PROVIDED RECORDS:

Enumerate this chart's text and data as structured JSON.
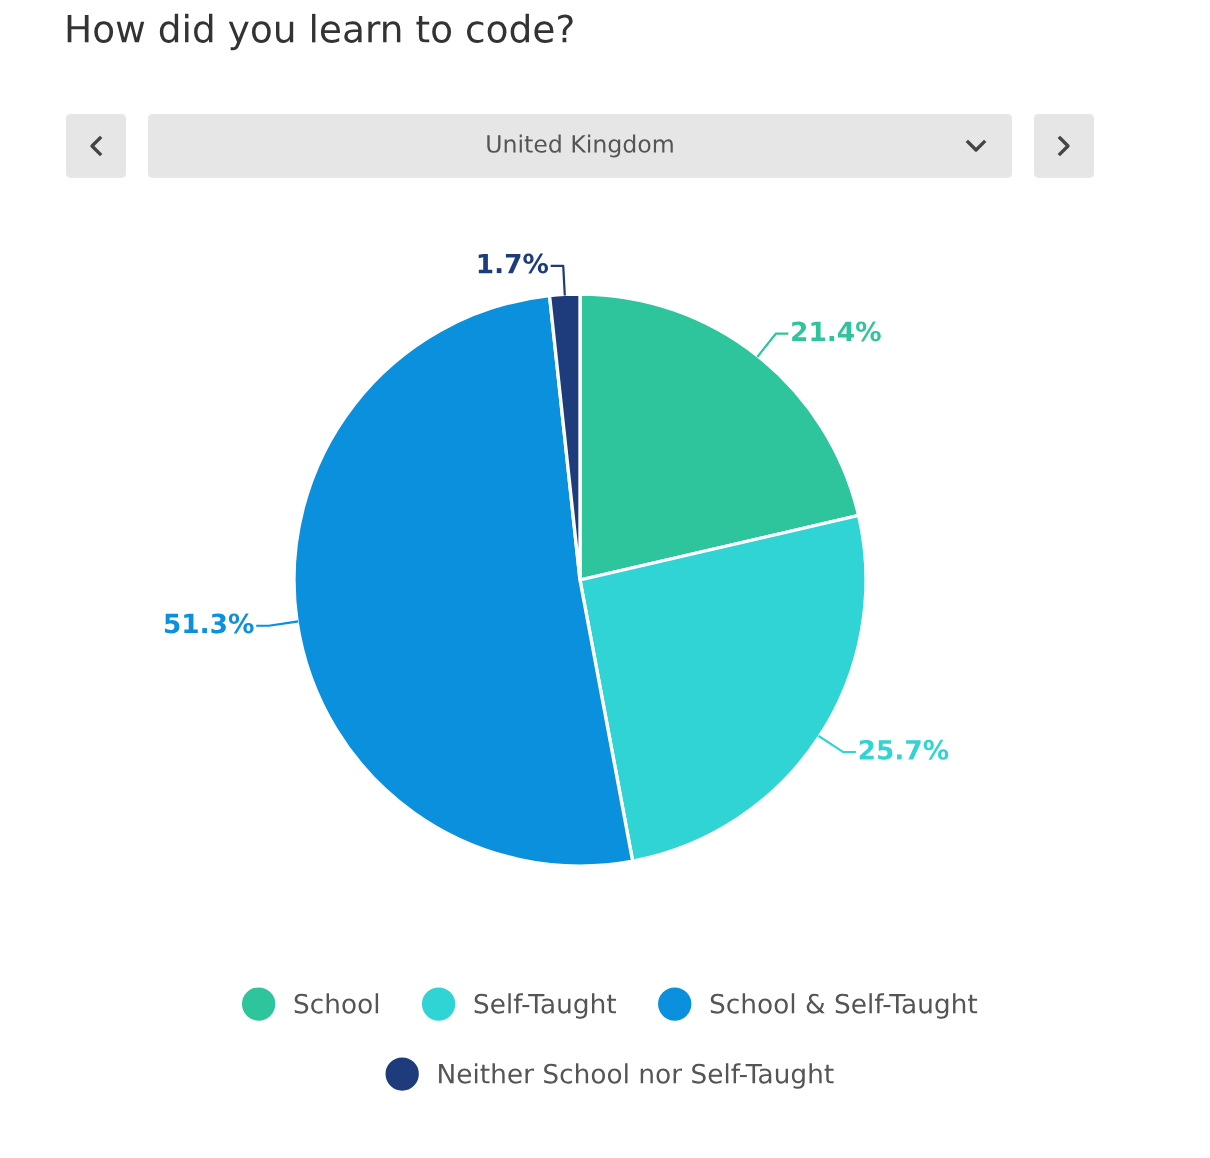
{
  "chart_data": {
    "type": "pie",
    "title": "How did you learn to code?",
    "subtitle": "United Kingdom",
    "categories": [
      "School",
      "Self-Taught",
      "School & Self-Taught",
      "Neither School nor Self-Taught"
    ],
    "values": [
      21.4,
      25.7,
      51.3,
      1.7
    ],
    "value_labels": [
      "21.4%",
      "25.7%",
      "51.3%",
      "1.7%"
    ],
    "colors": [
      "#2ec59d",
      "#30d4d4",
      "#0a90dd",
      "#1e3c7c"
    ],
    "legend": "bottom"
  }
}
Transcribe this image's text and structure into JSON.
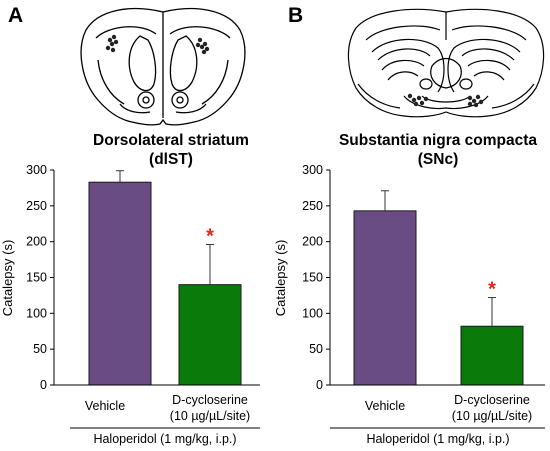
{
  "chart_data": [
    {
      "type": "bar",
      "panel_label": "A",
      "title": "Dorsolateral striatum",
      "subtitle": "(dlST)",
      "ylabel": "Catalepsy (s)",
      "xlabel": "",
      "ylim": [
        0,
        300
      ],
      "yticks": [
        0,
        50,
        100,
        150,
        200,
        250,
        300
      ],
      "grid": false,
      "categories": [
        "Vehicle",
        "D-cycloserine"
      ],
      "category_sublabels": [
        "",
        "(10 µg/µL/site)"
      ],
      "values": [
        283,
        140
      ],
      "errors": [
        16,
        56
      ],
      "colors": [
        "#6a4c85",
        "#0a7a0a"
      ],
      "significance": [
        "",
        "*"
      ],
      "treatment_label": "Haloperidol (1 mg/kg, i.p.)"
    },
    {
      "type": "bar",
      "panel_label": "B",
      "title": "Substantia nigra compacta",
      "subtitle": "(SNc)",
      "ylabel": "Catalepsy (s)",
      "xlabel": "",
      "ylim": [
        0,
        300
      ],
      "yticks": [
        0,
        50,
        100,
        150,
        200,
        250,
        300
      ],
      "grid": false,
      "categories": [
        "Vehicle",
        "D-cycloserine"
      ],
      "category_sublabels": [
        "",
        "(10 µg/µL/site)"
      ],
      "values": [
        243,
        82
      ],
      "errors": [
        28,
        40
      ],
      "colors": [
        "#6a4c85",
        "#0a7a0a"
      ],
      "significance": [
        "",
        "*"
      ],
      "treatment_label": "Haloperidol (1 mg/kg, i.p.)"
    }
  ],
  "colors": {
    "significance_star": "#e8231f",
    "bar_outline": "#1a1a1a"
  }
}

PROMPT:
Transcribe every line from the records above without alteration, and leave out the images.

RIGHT ANSWER:
Enumerate this chart's text and data as structured JSON.
{
  "chart_data": {
    "type": "pie",
    "title": "How did you learn to code?",
    "subtitle": "United Kingdom",
    "categories": [
      "School",
      "Self-Taught",
      "School & Self-Taught",
      "Neither School nor Self-Taught"
    ],
    "values": [
      21.4,
      25.7,
      51.3,
      1.7
    ],
    "value_labels": [
      "21.4%",
      "25.7%",
      "51.3%",
      "1.7%"
    ],
    "colors": [
      "#2ec59d",
      "#30d4d4",
      "#0a90dd",
      "#1e3c7c"
    ],
    "legend": "bottom"
  }
}
Transcribe this image's text and structure into JSON.
{
  "chart_data": [
    {
      "type": "bar",
      "panel_label": "A",
      "title": "Dorsolateral striatum",
      "subtitle": "(dlST)",
      "ylabel": "Catalepsy (s)",
      "xlabel": "",
      "ylim": [
        0,
        300
      ],
      "yticks": [
        0,
        50,
        100,
        150,
        200,
        250,
        300
      ],
      "grid": false,
      "categories": [
        "Vehicle",
        "D-cycloserine"
      ],
      "category_sublabels": [
        "",
        "(10 µg/µL/site)"
      ],
      "values": [
        283,
        140
      ],
      "errors": [
        16,
        56
      ],
      "colors": [
        "#6a4c85",
        "#0a7a0a"
      ],
      "significance": [
        "",
        "*"
      ],
      "treatment_label": "Haloperidol (1 mg/kg, i.p.)"
    },
    {
      "type": "bar",
      "panel_label": "B",
      "title": "Substantia nigra compacta",
      "subtitle": "(SNc)",
      "ylabel": "Catalepsy (s)",
      "xlabel": "",
      "ylim": [
        0,
        300
      ],
      "yticks": [
        0,
        50,
        100,
        150,
        200,
        250,
        300
      ],
      "grid": false,
      "categories": [
        "Vehicle",
        "D-cycloserine"
      ],
      "category_sublabels": [
        "",
        "(10 µg/µL/site)"
      ],
      "values": [
        243,
        82
      ],
      "errors": [
        28,
        40
      ],
      "colors": [
        "#6a4c85",
        "#0a7a0a"
      ],
      "significance": [
        "",
        "*"
      ],
      "treatment_label": "Haloperidol (1 mg/kg, i.p.)"
    }
  ],
  "colors": {
    "significance_star": "#e8231f",
    "bar_outline": "#1a1a1a"
  }
}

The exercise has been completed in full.